WORK REQUIRED: Print the complete set of entries exactly.

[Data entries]
::::::

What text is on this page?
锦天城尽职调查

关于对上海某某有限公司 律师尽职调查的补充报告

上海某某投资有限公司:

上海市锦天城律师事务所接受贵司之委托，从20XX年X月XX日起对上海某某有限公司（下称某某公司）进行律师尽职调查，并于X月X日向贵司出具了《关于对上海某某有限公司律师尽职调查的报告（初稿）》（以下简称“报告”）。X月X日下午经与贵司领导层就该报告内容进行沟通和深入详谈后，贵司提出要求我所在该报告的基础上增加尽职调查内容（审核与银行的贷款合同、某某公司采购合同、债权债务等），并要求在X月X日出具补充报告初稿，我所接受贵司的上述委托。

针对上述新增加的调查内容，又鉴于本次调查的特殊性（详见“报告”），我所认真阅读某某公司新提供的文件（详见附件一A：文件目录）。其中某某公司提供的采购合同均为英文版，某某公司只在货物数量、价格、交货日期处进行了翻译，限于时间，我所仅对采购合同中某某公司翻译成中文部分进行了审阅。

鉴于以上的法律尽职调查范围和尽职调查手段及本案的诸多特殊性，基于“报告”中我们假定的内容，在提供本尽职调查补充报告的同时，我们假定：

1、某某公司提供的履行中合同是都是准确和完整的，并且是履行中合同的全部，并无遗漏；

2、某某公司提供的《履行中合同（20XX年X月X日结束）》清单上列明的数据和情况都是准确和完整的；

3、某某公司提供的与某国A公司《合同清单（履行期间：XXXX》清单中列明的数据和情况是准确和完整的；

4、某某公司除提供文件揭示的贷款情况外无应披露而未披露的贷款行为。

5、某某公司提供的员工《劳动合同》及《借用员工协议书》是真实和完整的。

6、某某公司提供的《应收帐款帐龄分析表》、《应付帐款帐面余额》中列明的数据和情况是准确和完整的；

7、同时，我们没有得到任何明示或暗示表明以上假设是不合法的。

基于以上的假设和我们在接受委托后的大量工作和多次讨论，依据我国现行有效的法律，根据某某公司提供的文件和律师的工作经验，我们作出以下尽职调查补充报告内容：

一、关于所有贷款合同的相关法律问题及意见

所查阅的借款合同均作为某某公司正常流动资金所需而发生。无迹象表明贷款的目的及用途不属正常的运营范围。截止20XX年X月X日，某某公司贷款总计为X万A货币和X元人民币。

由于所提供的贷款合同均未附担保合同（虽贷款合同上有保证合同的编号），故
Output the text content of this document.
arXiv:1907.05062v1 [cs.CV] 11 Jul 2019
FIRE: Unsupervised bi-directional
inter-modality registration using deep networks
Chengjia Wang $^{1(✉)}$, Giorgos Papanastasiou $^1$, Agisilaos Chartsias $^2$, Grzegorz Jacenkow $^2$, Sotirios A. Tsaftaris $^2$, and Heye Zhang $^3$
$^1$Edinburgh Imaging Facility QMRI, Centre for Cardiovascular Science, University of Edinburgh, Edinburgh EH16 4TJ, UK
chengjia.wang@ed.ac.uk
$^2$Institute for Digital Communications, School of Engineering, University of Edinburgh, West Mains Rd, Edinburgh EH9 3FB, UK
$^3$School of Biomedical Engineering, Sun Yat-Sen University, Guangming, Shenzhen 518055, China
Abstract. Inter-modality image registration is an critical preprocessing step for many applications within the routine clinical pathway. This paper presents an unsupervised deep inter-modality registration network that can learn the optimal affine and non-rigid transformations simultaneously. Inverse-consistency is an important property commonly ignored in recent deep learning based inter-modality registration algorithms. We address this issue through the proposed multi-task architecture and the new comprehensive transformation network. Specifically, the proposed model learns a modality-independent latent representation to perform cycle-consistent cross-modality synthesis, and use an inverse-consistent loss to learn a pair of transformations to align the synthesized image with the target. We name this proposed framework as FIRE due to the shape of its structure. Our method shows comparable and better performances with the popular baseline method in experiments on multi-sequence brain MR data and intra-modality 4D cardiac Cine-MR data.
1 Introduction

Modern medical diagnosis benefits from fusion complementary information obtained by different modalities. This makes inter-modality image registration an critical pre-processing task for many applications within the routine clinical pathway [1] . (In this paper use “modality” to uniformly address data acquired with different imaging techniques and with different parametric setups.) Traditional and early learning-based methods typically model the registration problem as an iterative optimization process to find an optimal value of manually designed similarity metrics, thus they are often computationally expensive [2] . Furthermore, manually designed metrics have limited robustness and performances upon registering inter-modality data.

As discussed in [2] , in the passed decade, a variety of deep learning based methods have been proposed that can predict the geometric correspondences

::::::

FINAL ANSWER:
What text is on this page?
锦天城尽职调查

关于对上海某某有限公司 律师尽职调查的补充报告

上海某某投资有限公司:

上海市锦天城律师事务所接受贵司之委托，从20XX年X月XX日起对上海某某有限公司（下称某某公司）进行律师尽职调查，并于X月X日向贵司出具了《关于对上海某某有限公司律师尽职调查的报告（初稿）》（以下简称“报告”）。X月X日下午经与贵司领导层就该报告内容进行沟通和深入详谈后，贵司提出要求我所在该报告的基础上增加尽职调查内容（审核与银行的贷款合同、某某公司采购合同、债权债务等），并要求在X月X日出具补充报告初稿，我所接受贵司的上述委托。

针对上述新增加的调查内容，又鉴于本次调查的特殊性（详见“报告”），我所认真阅读某某公司新提供的文件（详见附件一A：文件目录）。其中某某公司提供的采购合同均为英文版，某某公司只在货物数量、价格、交货日期处进行了翻译，限于时间，我所仅对采购合同中某某公司翻译成中文部分进行了审阅。

鉴于以上的法律尽职调查范围和尽职调查手段及本案的诸多特殊性，基于“报告”中我们假定的内容，在提供本尽职调查补充报告的同时，我们假定：

1、某某公司提供的履行中合同是都是准确和完整的，并且是履行中合同的全部，并无遗漏；

2、某某公司提供的《履行中合同（20XX年X月X日结束）》清单上列明的数据和情况都是准确和完整的；

3、某某公司提供的与某国A公司《合同清单（履行期间：XXXX》清单中列明的数据和情况是准确和完整的；

4、某某公司除提供文件揭示的贷款情况外无应披露而未披露的贷款行为。

5、某某公司提供的员工《劳动合同》及《借用员工协议书》是真实和完整的。

6、某某公司提供的《应收帐款帐龄分析表》、《应付帐款帐面余额》中列明的数据和情况是准确和完整的；

7、同时，我们没有得到任何明示或暗示表明以上假设是不合法的。

基于以上的假设和我们在接受委托后的大量工作和多次讨论，依据我国现行有效的法律，根据某某公司提供的文件和律师的工作经验，我们作出以下尽职调查补充报告内容：

一、关于所有贷款合同的相关法律问题及意见

所查阅的借款合同均作为某某公司正常流动资金所需而发生。无迹象表明贷款的目的及用途不属正常的运营范围。截止20XX年X月X日，某某公司贷款总计为X万A货币和X元人民币。

由于所提供的贷款合同均未附担保合同（虽贷款合同上有保证合同的编号），故
Output the text content of this document.
arXiv:1907.05062v1 [cs.CV] 11 Jul 2019
FIRE: Unsupervised bi-directional
inter-modality registration using deep networks
Chengjia Wang $^{1(✉)}$, Giorgos Papanastasiou $^1$, Agisilaos Chartsias $^2$, Grzegorz Jacenkow $^2$, Sotirios A. Tsaftaris $^2$, and Heye Zhang $^3$
$^1$Edinburgh Imaging Facility QMRI, Centre for Cardiovascular Science, University of Edinburgh, Edinburgh EH16 4TJ, UK
chengjia.wang@ed.ac.uk
$^2$Institute for Digital Communications, School of Engineering, University of Edinburgh, West Mains Rd, Edinburgh EH9 3FB, UK
$^3$School of Biomedical Engineering, Sun Yat-Sen University, Guangming, Shenzhen 518055, China
Abstract. Inter-modality image registration is an critical preprocessing step for many applications within the routine clinical pathway. This paper presents an unsupervised deep inter-modality registration network that can learn the optimal affine and non-rigid transformations simultaneously. Inverse-consistency is an important property commonly ignored in recent deep learning based inter-modality registration algorithms. We address this issue through the proposed multi-task architecture and the new comprehensive transformation network. Specifically, the proposed model learns a modality-independent latent representation to perform cycle-consistent cross-modality synthesis, and use an inverse-consistent loss to learn a pair of transformations to align the synthesized image with the target. We name this proposed framework as FIRE due to the shape of its structure. Our method shows comparable and better performances with the popular baseline method in experiments on multi-sequence brain MR data and intra-modality 4D cardiac Cine-MR data.
1 Introduction

Modern medical diagnosis benefits from fusion complementary information obtained by different modalities. This makes inter-modality image registration an critical pre-processing task for many applications within the routine clinical pathway [1] . (In this paper use “modality” to uniformly address data acquired with different imaging techniques and with different parametric setups.) Traditional and early learning-based methods typically model the registration problem as an iterative optimization process to find an optimal value of manually designed similarity metrics, thus they are often computationally expensive [2] . Furthermore, manually designed metrics have limited robustness and performances upon registering inter-modality data.

As discussed in [2] , in the passed decade, a variety of deep learning based methods have been proposed that can predict the geometric correspondences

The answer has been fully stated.